■ EXERCISE REQUIREMENTS
Find every line below that contains the word "Training" and copy it out.

Chart and figure data
===
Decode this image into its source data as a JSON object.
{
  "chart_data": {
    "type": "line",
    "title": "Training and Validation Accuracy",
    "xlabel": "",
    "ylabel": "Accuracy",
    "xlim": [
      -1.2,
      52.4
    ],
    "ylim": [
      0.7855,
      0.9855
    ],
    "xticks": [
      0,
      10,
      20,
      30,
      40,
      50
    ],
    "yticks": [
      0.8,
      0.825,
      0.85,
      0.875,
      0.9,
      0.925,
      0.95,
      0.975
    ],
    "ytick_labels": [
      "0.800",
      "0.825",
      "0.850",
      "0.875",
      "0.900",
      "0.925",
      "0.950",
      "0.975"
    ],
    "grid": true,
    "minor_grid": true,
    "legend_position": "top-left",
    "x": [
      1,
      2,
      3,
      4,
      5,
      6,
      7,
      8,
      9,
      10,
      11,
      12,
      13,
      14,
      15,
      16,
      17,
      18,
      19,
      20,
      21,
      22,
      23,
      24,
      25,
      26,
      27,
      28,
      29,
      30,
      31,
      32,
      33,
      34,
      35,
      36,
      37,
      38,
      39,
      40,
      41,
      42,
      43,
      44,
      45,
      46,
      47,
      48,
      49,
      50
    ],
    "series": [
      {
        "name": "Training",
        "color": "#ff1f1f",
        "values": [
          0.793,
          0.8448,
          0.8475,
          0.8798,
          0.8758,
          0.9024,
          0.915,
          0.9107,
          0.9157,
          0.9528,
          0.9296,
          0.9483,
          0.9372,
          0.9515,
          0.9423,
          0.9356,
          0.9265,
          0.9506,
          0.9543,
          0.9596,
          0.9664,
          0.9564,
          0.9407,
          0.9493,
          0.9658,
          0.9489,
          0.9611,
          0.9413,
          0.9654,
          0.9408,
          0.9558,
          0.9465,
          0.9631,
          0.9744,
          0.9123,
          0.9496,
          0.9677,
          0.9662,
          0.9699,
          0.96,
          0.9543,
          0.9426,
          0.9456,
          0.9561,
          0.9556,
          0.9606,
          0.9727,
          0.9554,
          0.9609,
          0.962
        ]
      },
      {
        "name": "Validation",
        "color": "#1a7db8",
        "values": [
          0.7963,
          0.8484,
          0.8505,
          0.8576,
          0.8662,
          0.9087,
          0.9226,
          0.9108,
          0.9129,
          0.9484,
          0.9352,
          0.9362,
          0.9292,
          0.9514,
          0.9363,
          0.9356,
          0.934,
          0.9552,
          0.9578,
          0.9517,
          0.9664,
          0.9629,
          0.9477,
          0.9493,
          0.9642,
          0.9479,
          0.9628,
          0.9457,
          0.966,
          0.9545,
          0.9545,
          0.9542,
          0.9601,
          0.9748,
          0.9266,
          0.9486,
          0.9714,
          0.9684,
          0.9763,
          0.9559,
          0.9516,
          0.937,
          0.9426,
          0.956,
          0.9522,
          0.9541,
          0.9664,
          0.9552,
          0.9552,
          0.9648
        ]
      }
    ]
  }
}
===
■ EXPECTED ANSWER
    "title": "Training and Validation Accuracy",
        "name": "Training",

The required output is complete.